Datos de posición de elementos >>
---+---

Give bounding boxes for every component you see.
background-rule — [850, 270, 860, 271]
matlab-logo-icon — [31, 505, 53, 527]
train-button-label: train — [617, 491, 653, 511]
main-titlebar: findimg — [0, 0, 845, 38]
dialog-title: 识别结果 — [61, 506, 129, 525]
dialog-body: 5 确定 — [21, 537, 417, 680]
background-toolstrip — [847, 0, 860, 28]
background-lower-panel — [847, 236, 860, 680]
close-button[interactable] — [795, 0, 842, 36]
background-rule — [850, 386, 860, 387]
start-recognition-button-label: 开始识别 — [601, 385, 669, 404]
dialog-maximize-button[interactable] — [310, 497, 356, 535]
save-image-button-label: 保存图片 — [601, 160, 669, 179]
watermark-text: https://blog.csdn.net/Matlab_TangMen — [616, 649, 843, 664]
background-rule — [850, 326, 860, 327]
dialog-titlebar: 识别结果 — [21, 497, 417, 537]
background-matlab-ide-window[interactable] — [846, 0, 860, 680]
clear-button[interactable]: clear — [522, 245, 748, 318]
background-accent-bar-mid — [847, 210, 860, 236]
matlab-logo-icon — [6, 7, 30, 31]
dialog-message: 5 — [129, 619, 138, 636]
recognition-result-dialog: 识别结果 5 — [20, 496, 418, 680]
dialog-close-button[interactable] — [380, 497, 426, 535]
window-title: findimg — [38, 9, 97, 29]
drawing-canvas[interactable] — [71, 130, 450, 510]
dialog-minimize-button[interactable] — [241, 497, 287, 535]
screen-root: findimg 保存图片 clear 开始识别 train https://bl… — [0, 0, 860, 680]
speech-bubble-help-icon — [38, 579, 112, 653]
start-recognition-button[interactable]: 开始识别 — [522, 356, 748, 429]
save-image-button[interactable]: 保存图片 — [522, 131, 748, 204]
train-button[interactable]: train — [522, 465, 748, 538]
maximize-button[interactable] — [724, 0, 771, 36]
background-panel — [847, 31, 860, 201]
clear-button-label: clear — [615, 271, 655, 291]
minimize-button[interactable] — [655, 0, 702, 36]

---+---

En qué consiste >> Copia de nuevo todas las entradas poniendo "separator-line" en lugar de "background-rule" y deja todo lo demás tal cual.

Solución escrita >>
Give bounding boxes for every component you see.
separator-line — [850, 270, 860, 271]
matlab-logo-icon — [31, 505, 53, 527]
train-button-label: train — [617, 491, 653, 511]
main-titlebar: findimg — [0, 0, 845, 38]
dialog-title: 识别结果 — [61, 506, 129, 525]
dialog-body: 5 确定 — [21, 537, 417, 680]
background-toolstrip — [847, 0, 860, 28]
background-lower-panel — [847, 236, 860, 680]
close-button[interactable] — [795, 0, 842, 36]
separator-line — [850, 386, 860, 387]
start-recognition-button-label: 开始识别 — [601, 385, 669, 404]
dialog-maximize-button[interactable] — [310, 497, 356, 535]
save-image-button-label: 保存图片 — [601, 160, 669, 179]
watermark-text: https://blog.csdn.net/Matlab_TangMen — [616, 649, 843, 664]
separator-line — [850, 326, 860, 327]
dialog-titlebar: 识别结果 — [21, 497, 417, 537]
background-matlab-ide-window[interactable] — [846, 0, 860, 680]
clear-button[interactable]: clear — [522, 245, 748, 318]
background-accent-bar-mid — [847, 210, 860, 236]
matlab-logo-icon — [6, 7, 30, 31]
dialog-message: 5 — [129, 619, 138, 636]
recognition-result-dialog: 识别结果 5 — [20, 496, 418, 680]
dialog-close-button[interactable] — [380, 497, 426, 535]
window-title: findimg — [38, 9, 97, 29]
drawing-canvas[interactable] — [71, 130, 450, 510]
dialog-minimize-button[interactable] — [241, 497, 287, 535]
screen-root: findimg 保存图片 clear 开始识别 train https://bl… — [0, 0, 860, 680]
speech-bubble-help-icon — [38, 579, 112, 653]
start-recognition-button[interactable]: 开始识别 — [522, 356, 748, 429]
save-image-button[interactable]: 保存图片 — [522, 131, 748, 204]
train-button[interactable]: train — [522, 465, 748, 538]
maximize-button[interactable] — [724, 0, 771, 36]
background-panel — [847, 31, 860, 201]
clear-button-label: clear — [615, 271, 655, 291]
minimize-button[interactable] — [655, 0, 702, 36]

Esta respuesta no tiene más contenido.